*Exercise directions*.
Find how many lines of the listing below include the word "Microsoft", then report the number by itself.

*Supplied entries*.
>>>
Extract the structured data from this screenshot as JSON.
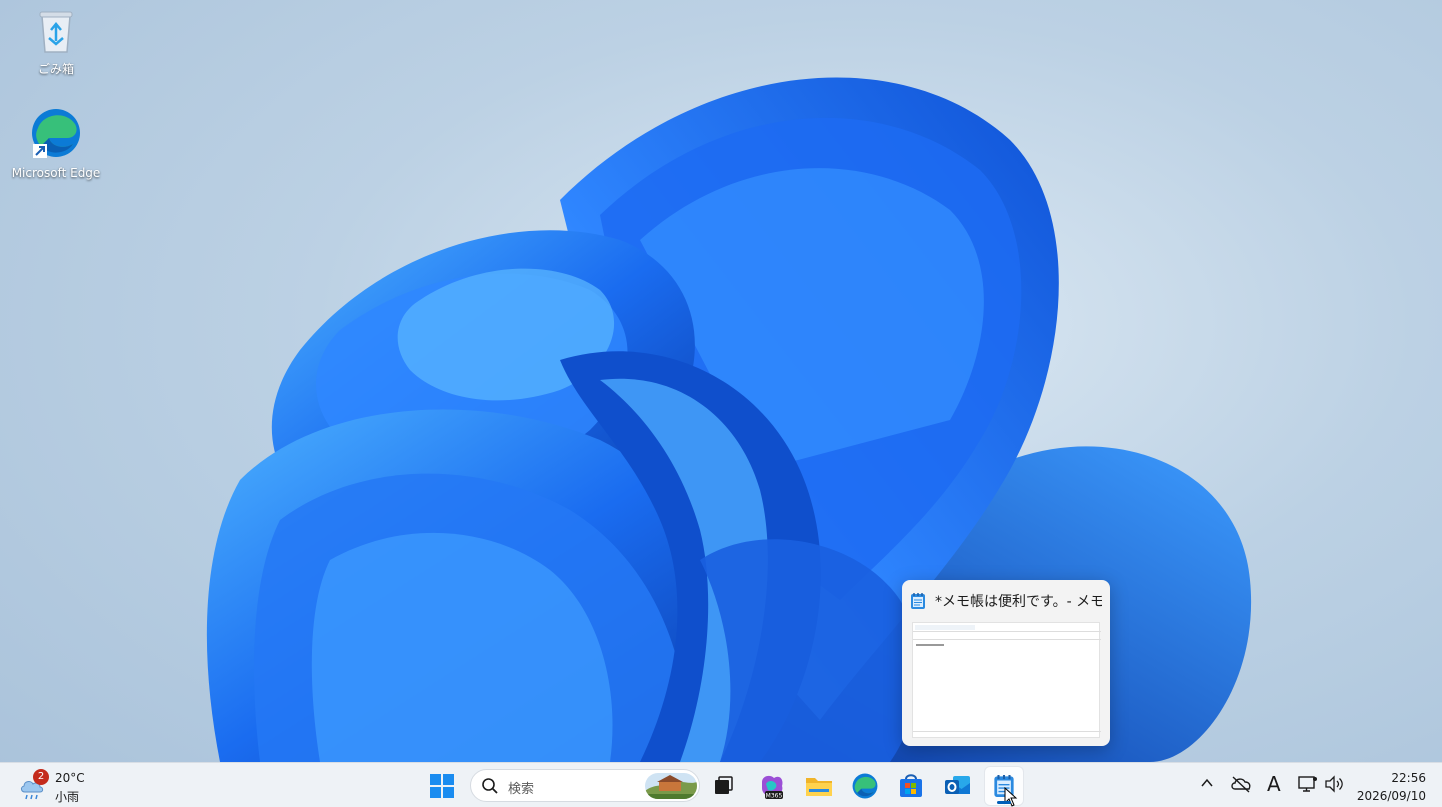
{
  "desktop": {
    "icons": [
      {
        "label": "ごみ箱",
        "icon": "recycle-bin-icon"
      },
      {
        "label": "Microsoft Edge",
        "icon": "edge-icon"
      }
    ]
  },
  "preview": {
    "title": "*メモ帳は便利です。- メモ...",
    "app_icon": "notepad-icon"
  },
  "taskbar": {
    "weather": {
      "temp": "20°C",
      "condition": "小雨",
      "badge": "2"
    },
    "search": {
      "placeholder": "検索"
    },
    "apps": [
      {
        "name": "Start",
        "icon": "windows-start-icon"
      },
      {
        "name": "Task View",
        "icon": "task-view-icon"
      },
      {
        "name": "Microsoft 365",
        "icon": "m365-icon",
        "label": "M365"
      },
      {
        "name": "File Explorer",
        "icon": "folder-icon"
      },
      {
        "name": "Microsoft Edge",
        "icon": "edge-icon"
      },
      {
        "name": "Microsoft Store",
        "icon": "store-icon"
      },
      {
        "name": "Outlook",
        "icon": "outlook-icon"
      },
      {
        "name": "Notepad",
        "icon": "notepad-icon",
        "active": true
      }
    ],
    "tray": {
      "ime": "A",
      "time": "22:56",
      "date": "2026/09/10"
    }
  },
  "colors": {
    "accent": "#005fb8",
    "bloom_dark": "#0a3fbf",
    "bloom_light": "#3a9bff"
  }
}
<<<
*The output*.
4